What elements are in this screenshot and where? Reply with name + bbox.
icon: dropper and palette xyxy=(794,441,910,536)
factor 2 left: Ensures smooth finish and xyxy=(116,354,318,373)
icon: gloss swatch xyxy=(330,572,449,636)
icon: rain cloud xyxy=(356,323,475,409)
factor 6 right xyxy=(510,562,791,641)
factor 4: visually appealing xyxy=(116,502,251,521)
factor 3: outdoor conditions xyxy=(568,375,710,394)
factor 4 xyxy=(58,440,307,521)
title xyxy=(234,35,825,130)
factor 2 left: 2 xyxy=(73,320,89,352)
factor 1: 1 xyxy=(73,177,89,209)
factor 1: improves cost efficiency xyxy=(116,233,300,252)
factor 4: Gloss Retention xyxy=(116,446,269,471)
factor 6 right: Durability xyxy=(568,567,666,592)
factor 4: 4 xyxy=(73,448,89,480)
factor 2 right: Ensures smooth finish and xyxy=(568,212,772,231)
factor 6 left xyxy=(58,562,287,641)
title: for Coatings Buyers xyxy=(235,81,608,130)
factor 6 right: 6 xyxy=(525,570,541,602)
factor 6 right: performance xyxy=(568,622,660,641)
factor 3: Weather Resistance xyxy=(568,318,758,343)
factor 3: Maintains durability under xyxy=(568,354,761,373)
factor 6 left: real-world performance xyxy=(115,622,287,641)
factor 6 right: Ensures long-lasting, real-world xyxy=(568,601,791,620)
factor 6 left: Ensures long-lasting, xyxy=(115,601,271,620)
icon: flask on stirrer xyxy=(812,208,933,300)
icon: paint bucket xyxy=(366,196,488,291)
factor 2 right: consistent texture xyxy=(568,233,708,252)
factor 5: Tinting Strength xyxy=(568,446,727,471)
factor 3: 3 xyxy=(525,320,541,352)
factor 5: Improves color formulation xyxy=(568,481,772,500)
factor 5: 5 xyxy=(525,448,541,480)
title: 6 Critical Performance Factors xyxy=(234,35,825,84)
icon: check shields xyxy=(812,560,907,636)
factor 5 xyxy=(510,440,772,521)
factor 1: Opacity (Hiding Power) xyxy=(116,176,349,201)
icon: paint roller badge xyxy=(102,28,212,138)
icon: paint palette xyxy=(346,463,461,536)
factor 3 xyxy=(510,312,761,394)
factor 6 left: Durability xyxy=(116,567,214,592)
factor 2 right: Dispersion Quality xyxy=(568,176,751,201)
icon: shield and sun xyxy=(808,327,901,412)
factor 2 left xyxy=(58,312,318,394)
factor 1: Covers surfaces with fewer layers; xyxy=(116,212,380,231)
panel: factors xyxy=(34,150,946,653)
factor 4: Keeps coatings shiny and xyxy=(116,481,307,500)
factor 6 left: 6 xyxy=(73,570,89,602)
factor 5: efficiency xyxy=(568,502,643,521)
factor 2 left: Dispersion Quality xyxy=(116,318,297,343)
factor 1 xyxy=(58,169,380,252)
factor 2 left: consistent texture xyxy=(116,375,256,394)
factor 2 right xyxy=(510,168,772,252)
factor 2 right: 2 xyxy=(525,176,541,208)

----------------------------------------

AIM OF THE TASK.
Please return every line above without changing anything, from the first line through the last.

EXPECTED OUTPUT.
What elements are in this screenshot and where? Reply with name + bbox.
icon: dropper and palette xyxy=(794,441,910,536)
factor 2 left: Ensures smooth finish and xyxy=(116,354,318,373)
icon: gloss swatch xyxy=(330,572,449,636)
icon: rain cloud xyxy=(356,323,475,409)
factor 6 right xyxy=(510,562,791,641)
factor 4: visually appealing xyxy=(116,502,251,521)
factor 3: outdoor conditions xyxy=(568,375,710,394)
factor 4 xyxy=(58,440,307,521)
title xyxy=(234,35,825,130)
factor 2 left: 2 xyxy=(73,320,89,352)
factor 1: 1 xyxy=(73,177,89,209)
factor 1: improves cost efficiency xyxy=(116,233,300,252)
factor 4: Gloss Retention xyxy=(116,446,269,471)
factor 6 right: Durability xyxy=(568,567,666,592)
factor 4: 4 xyxy=(73,448,89,480)
factor 2 right: Ensures smooth finish and xyxy=(568,212,772,231)
factor 6 left xyxy=(58,562,287,641)
title: for Coatings Buyers xyxy=(235,81,608,130)
factor 6 right: 6 xyxy=(525,570,541,602)
factor 6 right: performance xyxy=(568,622,660,641)
factor 3: Weather Resistance xyxy=(568,318,758,343)
factor 3: Maintains durability under xyxy=(568,354,761,373)
factor 6 left: real-world performance xyxy=(115,622,287,641)
factor 6 right: Ensures long-lasting, real-world xyxy=(568,601,791,620)
factor 6 left: Ensures long-lasting, xyxy=(115,601,271,620)
icon: flask on stirrer xyxy=(812,208,933,300)
icon: paint bucket xyxy=(366,196,488,291)
factor 2 right: consistent texture xyxy=(568,233,708,252)
factor 5: Tinting Strength xyxy=(568,446,727,471)
factor 3: 3 xyxy=(525,320,541,352)
factor 5: Improves color formulation xyxy=(568,481,772,500)
factor 5: 5 xyxy=(525,448,541,480)
title: 6 Critical Performance Factors xyxy=(234,35,825,84)
icon: check shields xyxy=(812,560,907,636)
factor 5 xyxy=(510,440,772,521)
factor 1: Opacity (Hiding Power) xyxy=(116,176,349,201)
icon: paint roller badge xyxy=(102,28,212,138)
icon: paint palette xyxy=(346,463,461,536)
factor 3 xyxy=(510,312,761,394)
factor 6 left: Durability xyxy=(116,567,214,592)
factor 2 right: Dispersion Quality xyxy=(568,176,751,201)
icon: shield and sun xyxy=(808,327,901,412)
factor 2 left xyxy=(58,312,318,394)
factor 1: Covers surfaces with fewer layers; xyxy=(116,212,380,231)
panel: factors xyxy=(34,150,946,653)
factor 4: Keeps coatings shiny and xyxy=(116,481,307,500)
factor 6 left: 6 xyxy=(73,570,89,602)
factor 5: efficiency xyxy=(568,502,643,521)
factor 2 left: Dispersion Quality xyxy=(116,318,297,343)
factor 1 xyxy=(58,169,380,252)
factor 2 left: consistent texture xyxy=(116,375,256,394)
factor 2 right xyxy=(510,168,772,252)
factor 2 right: 2 xyxy=(525,176,541,208)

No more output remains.